The West End Journal reached out to Providence Health Care which owns the hospital but was told that during the election period, they were “limited in the information they can provide.” TWEJ also reached out to RainCity Housing but has yet to receive a reply.
According to Bishop’s sources at the OPS, clients are allowed to get their drugs tested and then inject them on-site or pick up clean needles and leave to inject elsewhere. “I’m told that since the death of Thomus most are now choosing to leave — too afraid to hang around,” says Bishop.
At a busy store near the OPS, the young staff were recently shaken up after witnessing two people in the throes of an overdose in the back alley. One long-time employee, who did not want his name used, says one of the OD victims appeared frozen, slowly turning blue on some stairs. A pharmacist from the store quickly administered Naloxone. “The other person was face down in a puddle. I pulled him out. Paramedics arrived and gave him several shots of Naloxone. As they took him away, stolen merchandise from our store poured onto the ground. He had been caught stealing from us the day before. Two other guys refused to stay with their friends to let the paramedics know what drugs they had taken because their Denny's meal was getting cold … seriously.”
Vancouver Police tell TWEJ that calls for service in the area of Comox and Thurlow (which includes St. Paul’s Hospital) increased from 612 in 2018 to 1,530 in 2019. Crime stat analysts say most of the calls are for disturbances and suspicious persons. So far this year, police have been called to the area 587 times, but the VPD believes that number would surpass last years’ total if not for the temporary closure of the OPS in July.
•••
**WHAT TO DO**
• a. Reproduce word for word the stretch of the overdose prevention site article from "Vancouver Police tell" through "OPS in July.".
• b. Answer these questions from the overdose prevention site article:
(i) Which organization owns the hospital?
(ii) What drug did the pharmacist from the store administer?
(iii) How many calls for service did the area of Comox and Thurlow have in 2019?
• c. Summarize the overdose prevention site article in two sentences.

**DATA TO EXAMINE**
•••
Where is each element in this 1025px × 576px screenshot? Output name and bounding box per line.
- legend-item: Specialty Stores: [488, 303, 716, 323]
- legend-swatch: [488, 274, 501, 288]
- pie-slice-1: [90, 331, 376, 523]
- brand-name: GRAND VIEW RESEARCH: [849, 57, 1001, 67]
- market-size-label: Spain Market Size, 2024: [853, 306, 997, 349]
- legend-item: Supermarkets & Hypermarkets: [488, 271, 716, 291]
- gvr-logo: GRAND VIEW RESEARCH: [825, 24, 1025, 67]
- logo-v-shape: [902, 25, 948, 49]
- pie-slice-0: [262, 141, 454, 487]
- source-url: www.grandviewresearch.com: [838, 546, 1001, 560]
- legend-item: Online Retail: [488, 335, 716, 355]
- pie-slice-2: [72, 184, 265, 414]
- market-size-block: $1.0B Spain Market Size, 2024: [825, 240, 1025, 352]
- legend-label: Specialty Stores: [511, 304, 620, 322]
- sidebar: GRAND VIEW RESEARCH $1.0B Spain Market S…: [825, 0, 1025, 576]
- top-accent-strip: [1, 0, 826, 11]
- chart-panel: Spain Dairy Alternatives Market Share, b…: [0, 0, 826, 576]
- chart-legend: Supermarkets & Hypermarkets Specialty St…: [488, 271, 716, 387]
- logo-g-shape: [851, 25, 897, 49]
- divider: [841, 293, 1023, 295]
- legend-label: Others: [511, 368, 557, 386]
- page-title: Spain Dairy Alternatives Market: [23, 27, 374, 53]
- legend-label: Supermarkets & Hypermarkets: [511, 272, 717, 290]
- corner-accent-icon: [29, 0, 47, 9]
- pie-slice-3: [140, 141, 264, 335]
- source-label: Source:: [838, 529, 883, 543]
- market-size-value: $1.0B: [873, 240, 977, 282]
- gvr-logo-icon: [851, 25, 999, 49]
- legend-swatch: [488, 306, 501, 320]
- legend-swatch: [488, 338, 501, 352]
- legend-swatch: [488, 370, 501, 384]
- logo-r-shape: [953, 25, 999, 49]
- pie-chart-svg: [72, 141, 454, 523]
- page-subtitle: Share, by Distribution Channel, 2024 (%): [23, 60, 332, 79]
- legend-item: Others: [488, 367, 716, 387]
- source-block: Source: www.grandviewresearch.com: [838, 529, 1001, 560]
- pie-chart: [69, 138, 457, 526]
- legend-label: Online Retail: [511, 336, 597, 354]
•••
**RESPONSE LIST**
• a.
Vancouver Police tell TWEJ that calls for service in the area of Comox and Thurlow (which includes St. Paul’s Hospital) increased from 612 in 2018 to 1,530 in 2019. Crime stat analysts say most of the calls are for disturbances and suspicious persons. So far this year, police have been called to the area 587 times, but the VPD believes that number would surpass last years’ total if not for the temporary closure of the OPS in July.

• b.
(i) Providence Health Care
(ii) Naloxone
(iii) 1,530

• c. Clients at the OPS can have their drugs tested and inject on-site or take clean needles and leave, and Bishop says most now leave since the death of Thomus. Staff at a nearby store recently witnessed two people overdosing in the back alley, and police say calls for service around Comox and Thurlow rose from 612 in 2018 to 1,530 in 2019.